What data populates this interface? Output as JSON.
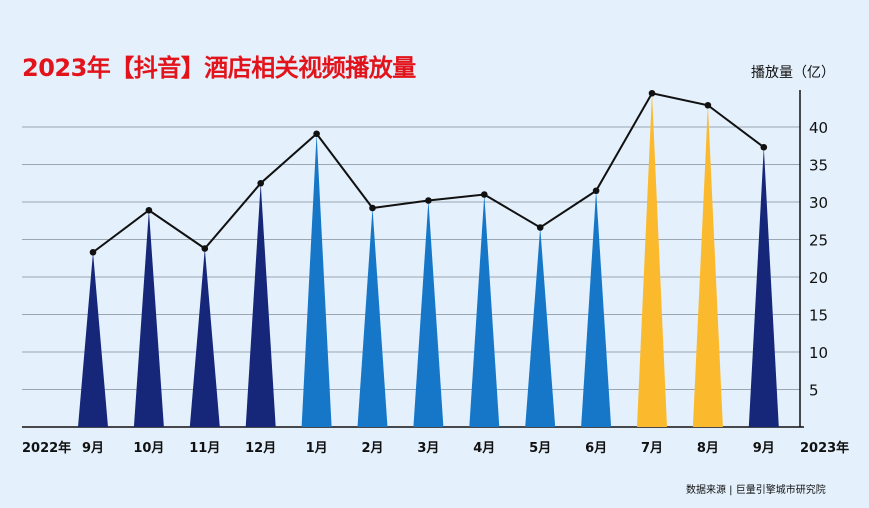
{
  "title": "2023年【抖音】酒店相关视频播放量",
  "unit_label": "播放量（亿）",
  "source": "数据来源 | 巨量引擎城市研究院",
  "colors": {
    "background": "#e4f0fb",
    "title": "#e3131b",
    "dark_blue": "#16277a",
    "mid_blue": "#1677c9",
    "yellow": "#fbb92e",
    "line": "#111111",
    "grid": "#9aa6b2"
  },
  "chart_data": {
    "type": "bar",
    "title": "2023年【抖音】酒店相关视频播放量",
    "ylabel": "播放量（亿）",
    "ylim": [
      0,
      45
    ],
    "yticks": [
      5,
      10,
      15,
      20,
      25,
      30,
      35,
      40
    ],
    "grid": true,
    "y_axis_side": "right",
    "start_label": "2022年",
    "end_label": "2023年",
    "categories": [
      "9月",
      "10月",
      "11月",
      "12月",
      "1月",
      "2月",
      "3月",
      "4月",
      "5月",
      "6月",
      "7月",
      "8月",
      "9月"
    ],
    "values": [
      23.3,
      28.9,
      23.8,
      32.5,
      39.1,
      29.2,
      30.2,
      31.0,
      26.6,
      31.5,
      44.5,
      42.9,
      37.3
    ],
    "bar_colors": [
      "#16277a",
      "#16277a",
      "#16277a",
      "#16277a",
      "#1677c9",
      "#1677c9",
      "#1677c9",
      "#1677c9",
      "#1677c9",
      "#1677c9",
      "#fbb92e",
      "#fbb92e",
      "#16277a"
    ],
    "bar_shape": "triangle",
    "overlay_line": true
  }
}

* **Aim of the exercise**:
Omit pictures; set down the rest of the material word for word.

* **Solution to this exercise**:
What data populates this interface? Output as JSON.
{
  "title": "2023年【抖音】酒店相关视频播放量",
  "unit_label": "播放量（亿）",
  "source": "数据来源 | 巨量引擎城市研究院",
  "colors": {
    "background": "#e4f0fb",
    "title": "#e3131b",
    "dark_blue": "#16277a",
    "mid_blue": "#1677c9",
    "yellow": "#fbb92e",
    "line": "#111111",
    "grid": "#9aa6b2"
  },
  "chart_data": {
    "type": "bar",
    "title": "2023年【抖音】酒店相关视频播放量",
    "ylabel": "播放量（亿）",
    "ylim": [
      0,
      45
    ],
    "yticks": [
      5,
      10,
      15,
      20,
      25,
      30,
      35,
      40
    ],
    "grid": true,
    "y_axis_side": "right",
    "start_label": "2022年",
    "end_label": "2023年",
    "categories": [
      "9月",
      "10月",
      "11月",
      "12月",
      "1月",
      "2月",
      "3月",
      "4月",
      "5月",
      "6月",
      "7月",
      "8月",
      "9月"
    ],
    "values": [
      23.3,
      28.9,
      23.8,
      32.5,
      39.1,
      29.2,
      30.2,
      31.0,
      26.6,
      31.5,
      44.5,
      42.9,
      37.3
    ],
    "bar_colors": [
      "#16277a",
      "#16277a",
      "#16277a",
      "#16277a",
      "#1677c9",
      "#1677c9",
      "#1677c9",
      "#1677c9",
      "#1677c9",
      "#1677c9",
      "#fbb92e",
      "#fbb92e",
      "#16277a"
    ],
    "bar_shape": "triangle",
    "overlay_line": true
  }
}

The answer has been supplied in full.